Information given.
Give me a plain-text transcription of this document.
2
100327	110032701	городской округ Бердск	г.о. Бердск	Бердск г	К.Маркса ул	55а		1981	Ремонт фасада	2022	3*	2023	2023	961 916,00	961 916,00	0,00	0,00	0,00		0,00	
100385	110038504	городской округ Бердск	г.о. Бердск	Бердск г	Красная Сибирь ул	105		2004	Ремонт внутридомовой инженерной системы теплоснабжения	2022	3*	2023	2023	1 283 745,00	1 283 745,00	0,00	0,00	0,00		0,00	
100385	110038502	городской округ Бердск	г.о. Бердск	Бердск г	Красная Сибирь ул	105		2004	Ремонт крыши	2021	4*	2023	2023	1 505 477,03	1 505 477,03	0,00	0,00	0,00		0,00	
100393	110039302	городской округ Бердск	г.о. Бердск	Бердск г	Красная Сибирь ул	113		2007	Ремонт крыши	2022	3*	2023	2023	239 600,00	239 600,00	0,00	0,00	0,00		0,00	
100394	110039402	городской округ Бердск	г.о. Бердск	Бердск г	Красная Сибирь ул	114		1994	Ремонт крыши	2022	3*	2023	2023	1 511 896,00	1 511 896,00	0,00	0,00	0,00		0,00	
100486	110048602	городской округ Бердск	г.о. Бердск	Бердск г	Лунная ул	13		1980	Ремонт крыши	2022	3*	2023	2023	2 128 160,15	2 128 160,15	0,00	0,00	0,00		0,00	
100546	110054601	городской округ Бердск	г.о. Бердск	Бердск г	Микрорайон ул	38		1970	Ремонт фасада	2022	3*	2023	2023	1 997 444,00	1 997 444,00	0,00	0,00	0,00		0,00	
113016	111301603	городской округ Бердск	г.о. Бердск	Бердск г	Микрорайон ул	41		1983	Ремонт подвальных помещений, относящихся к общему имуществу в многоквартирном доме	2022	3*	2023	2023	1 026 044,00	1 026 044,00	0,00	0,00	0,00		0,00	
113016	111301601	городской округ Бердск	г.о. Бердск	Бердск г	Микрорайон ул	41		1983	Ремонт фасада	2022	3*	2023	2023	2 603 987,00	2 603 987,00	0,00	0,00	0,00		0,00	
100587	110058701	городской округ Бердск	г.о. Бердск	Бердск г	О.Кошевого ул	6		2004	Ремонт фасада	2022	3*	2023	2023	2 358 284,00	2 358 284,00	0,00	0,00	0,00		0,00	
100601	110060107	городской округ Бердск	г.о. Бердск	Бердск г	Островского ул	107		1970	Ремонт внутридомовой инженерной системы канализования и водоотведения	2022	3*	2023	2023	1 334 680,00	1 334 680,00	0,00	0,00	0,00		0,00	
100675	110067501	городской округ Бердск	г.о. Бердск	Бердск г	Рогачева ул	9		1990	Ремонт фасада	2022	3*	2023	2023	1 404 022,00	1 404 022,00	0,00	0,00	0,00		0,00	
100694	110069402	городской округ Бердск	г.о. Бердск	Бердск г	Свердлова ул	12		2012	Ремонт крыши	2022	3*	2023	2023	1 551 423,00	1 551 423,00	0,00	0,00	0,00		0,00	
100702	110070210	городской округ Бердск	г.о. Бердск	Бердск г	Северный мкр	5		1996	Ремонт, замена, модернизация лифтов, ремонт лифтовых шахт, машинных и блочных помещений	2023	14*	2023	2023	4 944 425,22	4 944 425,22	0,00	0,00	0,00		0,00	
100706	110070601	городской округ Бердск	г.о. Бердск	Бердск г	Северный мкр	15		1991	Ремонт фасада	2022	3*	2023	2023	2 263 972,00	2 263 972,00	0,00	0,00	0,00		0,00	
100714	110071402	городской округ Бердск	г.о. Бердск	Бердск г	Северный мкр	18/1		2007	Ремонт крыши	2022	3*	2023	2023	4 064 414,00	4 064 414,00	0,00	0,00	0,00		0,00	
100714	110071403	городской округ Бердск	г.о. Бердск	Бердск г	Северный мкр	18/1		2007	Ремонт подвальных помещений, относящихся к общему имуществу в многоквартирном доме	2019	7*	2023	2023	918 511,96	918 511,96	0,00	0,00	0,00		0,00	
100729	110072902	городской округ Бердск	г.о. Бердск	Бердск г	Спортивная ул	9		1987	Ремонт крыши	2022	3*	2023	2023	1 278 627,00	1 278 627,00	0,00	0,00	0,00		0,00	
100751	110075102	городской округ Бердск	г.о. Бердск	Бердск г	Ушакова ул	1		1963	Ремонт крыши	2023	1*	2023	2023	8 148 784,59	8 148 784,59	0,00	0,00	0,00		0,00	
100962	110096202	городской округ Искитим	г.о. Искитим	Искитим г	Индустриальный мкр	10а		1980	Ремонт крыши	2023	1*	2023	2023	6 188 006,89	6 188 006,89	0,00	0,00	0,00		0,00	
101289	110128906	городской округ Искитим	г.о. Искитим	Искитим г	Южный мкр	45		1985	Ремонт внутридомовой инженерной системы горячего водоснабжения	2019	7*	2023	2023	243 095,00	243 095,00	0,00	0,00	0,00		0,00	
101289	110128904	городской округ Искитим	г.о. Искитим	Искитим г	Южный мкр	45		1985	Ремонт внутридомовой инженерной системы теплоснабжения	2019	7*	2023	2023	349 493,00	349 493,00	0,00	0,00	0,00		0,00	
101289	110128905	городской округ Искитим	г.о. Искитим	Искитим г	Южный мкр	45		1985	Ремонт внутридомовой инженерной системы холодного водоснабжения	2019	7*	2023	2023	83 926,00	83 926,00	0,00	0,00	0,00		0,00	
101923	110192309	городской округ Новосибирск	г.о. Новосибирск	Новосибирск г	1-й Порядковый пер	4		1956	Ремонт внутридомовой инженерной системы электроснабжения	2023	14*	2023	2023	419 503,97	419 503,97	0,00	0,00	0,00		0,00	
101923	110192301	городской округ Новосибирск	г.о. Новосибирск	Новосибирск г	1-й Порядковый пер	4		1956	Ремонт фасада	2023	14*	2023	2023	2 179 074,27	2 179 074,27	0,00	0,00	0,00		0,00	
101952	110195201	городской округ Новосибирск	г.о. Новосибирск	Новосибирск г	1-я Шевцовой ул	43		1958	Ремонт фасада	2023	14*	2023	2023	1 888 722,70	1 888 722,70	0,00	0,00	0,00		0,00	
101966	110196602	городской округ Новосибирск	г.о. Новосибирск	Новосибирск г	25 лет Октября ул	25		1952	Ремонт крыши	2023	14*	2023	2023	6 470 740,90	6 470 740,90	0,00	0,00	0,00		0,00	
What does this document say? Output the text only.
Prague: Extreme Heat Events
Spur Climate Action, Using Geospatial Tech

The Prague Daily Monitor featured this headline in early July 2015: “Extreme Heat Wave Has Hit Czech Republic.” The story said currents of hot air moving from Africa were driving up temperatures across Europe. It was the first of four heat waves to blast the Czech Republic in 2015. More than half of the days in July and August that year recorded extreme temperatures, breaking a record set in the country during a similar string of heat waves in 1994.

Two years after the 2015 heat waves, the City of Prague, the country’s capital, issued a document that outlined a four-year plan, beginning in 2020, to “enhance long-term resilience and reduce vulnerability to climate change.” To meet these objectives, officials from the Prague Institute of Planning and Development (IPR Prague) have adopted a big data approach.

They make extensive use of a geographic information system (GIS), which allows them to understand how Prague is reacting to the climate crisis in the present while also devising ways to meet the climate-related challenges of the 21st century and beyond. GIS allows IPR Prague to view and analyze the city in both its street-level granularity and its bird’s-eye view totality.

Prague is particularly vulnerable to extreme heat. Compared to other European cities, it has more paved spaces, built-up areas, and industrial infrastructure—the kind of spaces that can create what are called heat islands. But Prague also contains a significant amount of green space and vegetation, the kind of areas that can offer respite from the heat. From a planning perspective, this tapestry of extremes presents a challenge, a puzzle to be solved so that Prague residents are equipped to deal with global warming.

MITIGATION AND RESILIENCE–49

What to produce. Repeat the lines above exactly.

Complete answer.
Give me a plain-text transcription of this document.
2
100327	110032701	городской округ Бердск	г.о. Бердск	Бердск г	К.Маркса ул	55а		1981	Ремонт фасада	2022	3*	2023	2023	961 916,00	961 916,00	0,00	0,00	0,00		0,00	
100385	110038504	городской округ Бердск	г.о. Бердск	Бердск г	Красная Сибирь ул	105		2004	Ремонт внутридомовой инженерной системы теплоснабжения	2022	3*	2023	2023	1 283 745,00	1 283 745,00	0,00	0,00	0,00		0,00	
100385	110038502	городской округ Бердск	г.о. Бердск	Бердск г	Красная Сибирь ул	105		2004	Ремонт крыши	2021	4*	2023	2023	1 505 477,03	1 505 477,03	0,00	0,00	0,00		0,00	
100393	110039302	городской округ Бердск	г.о. Бердск	Бердск г	Красная Сибирь ул	113		2007	Ремонт крыши	2022	3*	2023	2023	239 600,00	239 600,00	0,00	0,00	0,00		0,00	
100394	110039402	городской округ Бердск	г.о. Бердск	Бердск г	Красная Сибирь ул	114		1994	Ремонт крыши	2022	3*	2023	2023	1 511 896,00	1 511 896,00	0,00	0,00	0,00		0,00	
100486	110048602	городской округ Бердск	г.о. Бердск	Бердск г	Лунная ул	13		1980	Ремонт крыши	2022	3*	2023	2023	2 128 160,15	2 128 160,15	0,00	0,00	0,00		0,00	
100546	110054601	городской округ Бердск	г.о. Бердск	Бердск г	Микрорайон ул	38		1970	Ремонт фасада	2022	3*	2023	2023	1 997 444,00	1 997 444,00	0,00	0,00	0,00		0,00	
113016	111301603	городской округ Бердск	г.о. Бердск	Бердск г	Микрорайон ул	41		1983	Ремонт подвальных помещений, относящихся к общему имуществу в многоквартирном доме	2022	3*	2023	2023	1 026 044,00	1 026 044,00	0,00	0,00	0,00		0,00	
113016	111301601	городской округ Бердск	г.о. Бердск	Бердск г	Микрорайон ул	41		1983	Ремонт фасада	2022	3*	2023	2023	2 603 987,00	2 603 987,00	0,00	0,00	0,00		0,00	
100587	110058701	городской округ Бердск	г.о. Бердск	Бердск г	О.Кошевого ул	6		2004	Ремонт фасада	2022	3*	2023	2023	2 358 284,00	2 358 284,00	0,00	0,00	0,00		0,00	
100601	110060107	городской округ Бердск	г.о. Бердск	Бердск г	Островского ул	107		1970	Ремонт внутридомовой инженерной системы канализования и водоотведения	2022	3*	2023	2023	1 334 680,00	1 334 680,00	0,00	0,00	0,00		0,00	
100675	110067501	городской округ Бердск	г.о. Бердск	Бердск г	Рогачева ул	9		1990	Ремонт фасада	2022	3*	2023	2023	1 404 022,00	1 404 022,00	0,00	0,00	0,00		0,00	
100694	110069402	городской округ Бердск	г.о. Бердск	Бердск г	Свердлова ул	12		2012	Ремонт крыши	2022	3*	2023	2023	1 551 423,00	1 551 423,00	0,00	0,00	0,00		0,00	
100702	110070210	городской округ Бердск	г.о. Бердск	Бердск г	Северный мкр	5		1996	Ремонт, замена, модернизация лифтов, ремонт лифтовых шахт, машинных и блочных помещений	2023	14*	2023	2023	4 944 425,22	4 944 425,22	0,00	0,00	0,00		0,00	
100706	110070601	городской округ Бердск	г.о. Бердск	Бердск г	Северный мкр	15		1991	Ремонт фасада	2022	3*	2023	2023	2 263 972,00	2 263 972,00	0,00	0,00	0,00		0,00	
100714	110071402	городской округ Бердск	г.о. Бердск	Бердск г	Северный мкр	18/1		2007	Ремонт крыши	2022	3*	2023	2023	4 064 414,00	4 064 414,00	0,00	0,00	0,00		0,00	
100714	110071403	городской округ Бердск	г.о. Бердск	Бердск г	Северный мкр	18/1		2007	Ремонт подвальных помещений, относящихся к общему имуществу в многоквартирном доме	2019	7*	2023	2023	918 511,96	918 511,96	0,00	0,00	0,00		0,00	
100729	110072902	городской округ Бердск	г.о. Бердск	Бердск г	Спортивная ул	9		1987	Ремонт крыши	2022	3*	2023	2023	1 278 627,00	1 278 627,00	0,00	0,00	0,00		0,00	
100751	110075102	городской округ Бердск	г.о. Бердск	Бердск г	Ушакова ул	1		1963	Ремонт крыши	2023	1*	2023	2023	8 148 784,59	8 148 784,59	0,00	0,00	0,00		0,00	
100962	110096202	городской округ Искитим	г.о. Искитим	Искитим г	Индустриальный мкр	10а		1980	Ремонт крыши	2023	1*	2023	2023	6 188 006,89	6 188 006,89	0,00	0,00	0,00		0,00	
101289	110128906	городской округ Искитим	г.о. Искитим	Искитим г	Южный мкр	45		1985	Ремонт внутридомовой инженерной системы горячего водоснабжения	2019	7*	2023	2023	243 095,00	243 095,00	0,00	0,00	0,00		0,00	
101289	110128904	городской округ Искитим	г.о. Искитим	Искитим г	Южный мкр	45		1985	Ремонт внутридомовой инженерной системы теплоснабжения	2019	7*	2023	2023	349 493,00	349 493,00	0,00	0,00	0,00		0,00	
101289	110128905	городской округ Искитим	г.о. Искитим	Искитим г	Южный мкр	45		1985	Ремонт внутридомовой инженерной системы холодного водоснабжения	2019	7*	2023	2023	83 926,00	83 926,00	0,00	0,00	0,00		0,00	
101923	110192309	городской округ Новосибирск	г.о. Новосибирск	Новосибирск г	1-й Порядковый пер	4		1956	Ремонт внутридомовой инженерной системы электроснабжения	2023	14*	2023	2023	419 503,97	419 503,97	0,00	0,00	0,00		0,00	
101923	110192301	городской округ Новосибирск	г.о. Новосибирск	Новосибирск г	1-й Порядковый пер	4		1956	Ремонт фасада	2023	14*	2023	2023	2 179 074,27	2 179 074,27	0,00	0,00	0,00		0,00	
101952	110195201	городской округ Новосибирск	г.о. Новосибирск	Новосибирск г	1-я Шевцовой ул	43		1958	Ремонт фасада	2023	14*	2023	2023	1 888 722,70	1 888 722,70	0,00	0,00	0,00		0,00	
101966	110196602	городской округ Новосибирск	г.о. Новосибирск	Новосибирск г	25 лет Октября ул	25		1952	Ремонт крыши	2023	14*	2023	2023	6 470 740,90	6 470 740,90	0,00	0,00	0,00		0,00	
What does this document say? Output the text only.
Prague: Extreme Heat Events
Spur Climate Action, Using Geospatial Tech

The Prague Daily Monitor featured this headline in early July 2015: “Extreme Heat Wave Has Hit Czech Republic.” The story said currents of hot air moving from Africa were driving up temperatures across Europe. It was the first of four heat waves to blast the Czech Republic in 2015. More than half of the days in July and August that year recorded extreme temperatures, breaking a record set in the country during a similar string of heat waves in 1994.

Two years after the 2015 heat waves, the City of Prague, the country’s capital, issued a document that outlined a four-year plan, beginning in 2020, to “enhance long-term resilience and reduce vulnerability to climate change.” To meet these objectives, officials from the Prague Institute of Planning and Development (IPR Prague) have adopted a big data approach.

They make extensive use of a geographic information system (GIS), which allows them to understand how Prague is reacting to the climate crisis in the present while also devising ways to meet the climate-related challenges of the 21st century and beyond. GIS allows IPR Prague to view and analyze the city in both its street-level granularity and its bird’s-eye view totality.

Prague is particularly vulnerable to extreme heat. Compared to other European cities, it has more paved spaces, built-up areas, and industrial infrastructure—the kind of spaces that can create what are called heat islands. But Prague also contains a significant amount of green space and vegetation, the kind of areas that can offer respite from the heat. From a planning perspective, this tapestry of extremes presents a challenge, a puzzle to be solved so that Prague residents are equipped to deal with global warming.

MITIGATION AND RESILIENCE–49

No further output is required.